Report each line of the data that includes the word "values".

* begin PROVIDED MATERIAL *

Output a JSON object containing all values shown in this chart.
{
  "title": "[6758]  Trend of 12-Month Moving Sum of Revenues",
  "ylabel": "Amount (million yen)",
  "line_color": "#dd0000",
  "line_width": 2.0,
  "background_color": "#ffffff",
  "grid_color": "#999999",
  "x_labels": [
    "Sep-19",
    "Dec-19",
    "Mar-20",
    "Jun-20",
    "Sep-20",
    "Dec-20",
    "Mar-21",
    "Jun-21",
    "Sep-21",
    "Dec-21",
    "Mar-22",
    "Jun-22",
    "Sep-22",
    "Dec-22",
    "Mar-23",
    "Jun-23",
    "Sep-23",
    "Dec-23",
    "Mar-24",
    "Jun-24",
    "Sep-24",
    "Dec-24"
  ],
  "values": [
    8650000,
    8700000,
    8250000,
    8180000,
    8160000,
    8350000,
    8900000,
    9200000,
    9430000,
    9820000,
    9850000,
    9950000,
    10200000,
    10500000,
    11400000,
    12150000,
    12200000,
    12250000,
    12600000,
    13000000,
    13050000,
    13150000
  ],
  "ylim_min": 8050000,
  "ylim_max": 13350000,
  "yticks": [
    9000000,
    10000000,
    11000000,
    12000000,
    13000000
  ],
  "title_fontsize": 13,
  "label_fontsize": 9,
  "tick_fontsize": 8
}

* end PROVIDED MATERIAL *

**PROBLEM SOLUTION**
Output a JSON object containing all values shown in this chart.
  "values": [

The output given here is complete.